## REQUIREMENT
Look over the lines below. Report each one that includes the string "взаимодействия".
##############################
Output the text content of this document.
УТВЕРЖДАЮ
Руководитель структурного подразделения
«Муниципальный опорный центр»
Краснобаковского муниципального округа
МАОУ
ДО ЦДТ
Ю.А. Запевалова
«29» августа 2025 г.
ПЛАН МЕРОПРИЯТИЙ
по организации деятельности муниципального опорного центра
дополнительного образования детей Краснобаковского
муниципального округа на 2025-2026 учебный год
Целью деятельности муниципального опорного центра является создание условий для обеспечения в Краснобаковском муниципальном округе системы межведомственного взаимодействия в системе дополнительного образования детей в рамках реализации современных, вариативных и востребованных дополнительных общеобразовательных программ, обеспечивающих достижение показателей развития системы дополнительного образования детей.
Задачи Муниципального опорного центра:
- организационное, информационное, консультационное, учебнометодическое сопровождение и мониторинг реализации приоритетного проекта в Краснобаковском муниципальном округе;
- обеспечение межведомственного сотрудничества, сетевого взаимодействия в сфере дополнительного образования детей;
##############################
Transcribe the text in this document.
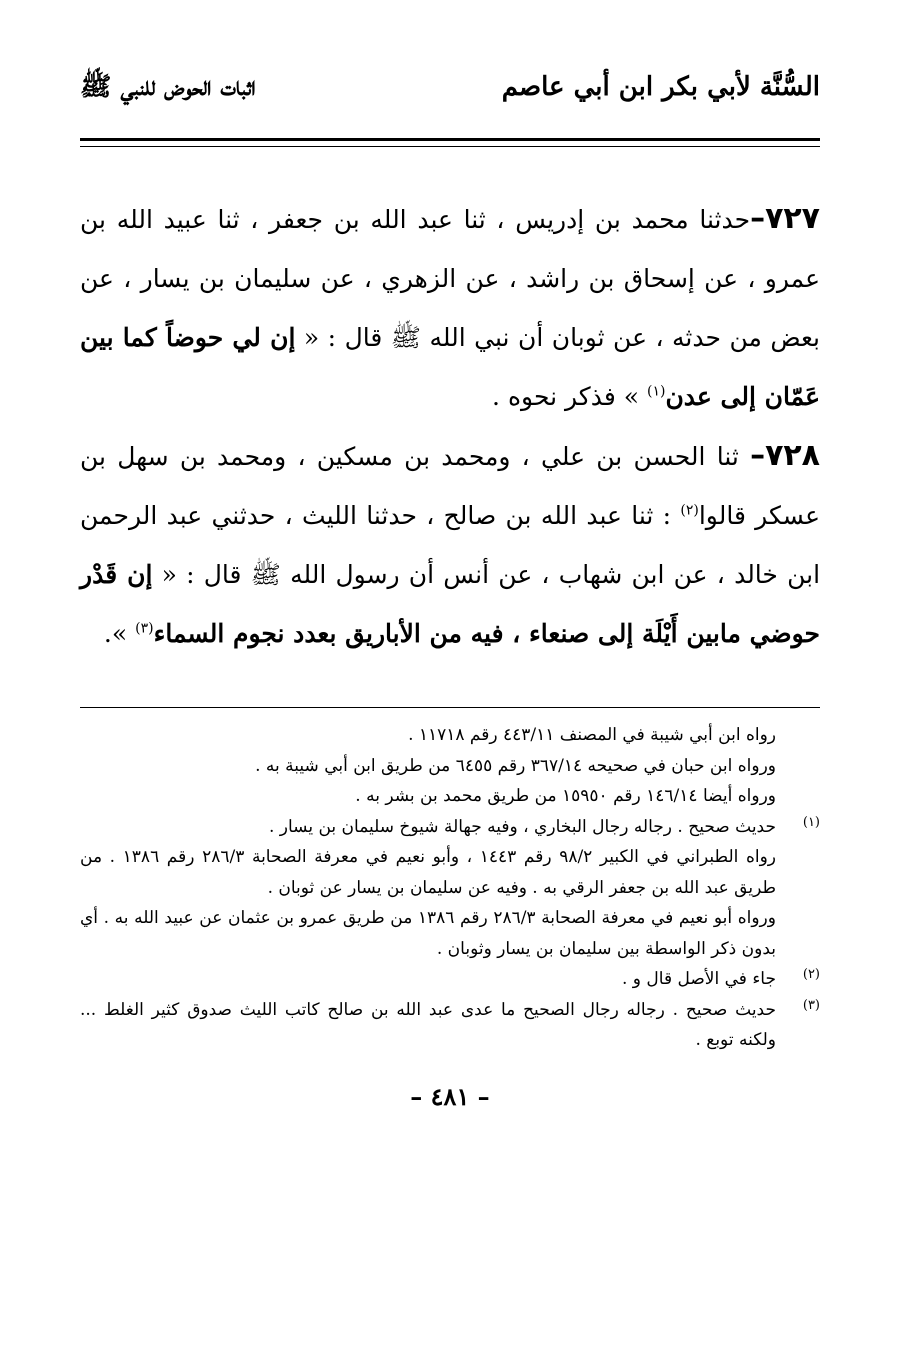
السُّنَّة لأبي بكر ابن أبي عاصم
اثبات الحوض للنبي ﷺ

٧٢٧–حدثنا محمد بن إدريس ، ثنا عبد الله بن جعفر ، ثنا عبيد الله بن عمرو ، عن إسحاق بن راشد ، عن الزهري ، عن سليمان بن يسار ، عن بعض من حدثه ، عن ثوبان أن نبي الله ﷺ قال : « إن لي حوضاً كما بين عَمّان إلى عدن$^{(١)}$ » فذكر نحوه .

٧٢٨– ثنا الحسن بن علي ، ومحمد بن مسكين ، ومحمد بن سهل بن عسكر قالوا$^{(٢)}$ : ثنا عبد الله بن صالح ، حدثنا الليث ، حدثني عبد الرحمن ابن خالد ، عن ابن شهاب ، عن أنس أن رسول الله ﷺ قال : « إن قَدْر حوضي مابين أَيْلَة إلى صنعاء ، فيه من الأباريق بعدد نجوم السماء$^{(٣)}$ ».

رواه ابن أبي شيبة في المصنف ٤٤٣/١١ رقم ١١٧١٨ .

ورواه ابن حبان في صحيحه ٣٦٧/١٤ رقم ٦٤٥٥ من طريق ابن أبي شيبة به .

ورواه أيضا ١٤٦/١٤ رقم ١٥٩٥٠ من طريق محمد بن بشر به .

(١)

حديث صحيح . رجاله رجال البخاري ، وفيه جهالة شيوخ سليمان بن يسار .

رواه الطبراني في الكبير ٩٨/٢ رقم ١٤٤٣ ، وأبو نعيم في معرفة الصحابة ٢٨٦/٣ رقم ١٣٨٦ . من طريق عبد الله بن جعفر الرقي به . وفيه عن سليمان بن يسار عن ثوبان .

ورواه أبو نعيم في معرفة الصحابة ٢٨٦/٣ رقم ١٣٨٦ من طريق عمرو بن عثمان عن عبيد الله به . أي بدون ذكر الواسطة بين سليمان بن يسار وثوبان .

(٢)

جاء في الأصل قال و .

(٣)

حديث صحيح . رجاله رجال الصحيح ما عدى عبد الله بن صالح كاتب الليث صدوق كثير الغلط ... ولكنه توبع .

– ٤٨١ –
##############################
## SOLUTION FOR THIS TASK
Целью деятельности муниципального опорного центра является создание условий для обеспечения в Краснобаковском муниципальном округе системы межведомственного взаимодействия в системе дополнительного образования детей в рамках реализации современных, вариативных и востребованных дополнительных общеобразовательных программ, обеспечивающих достижение показателей развития системы дополнительного образования детей.
- обеспечение межведомственного сотрудничества, сетевого взаимодействия в сфере дополнительного образования детей;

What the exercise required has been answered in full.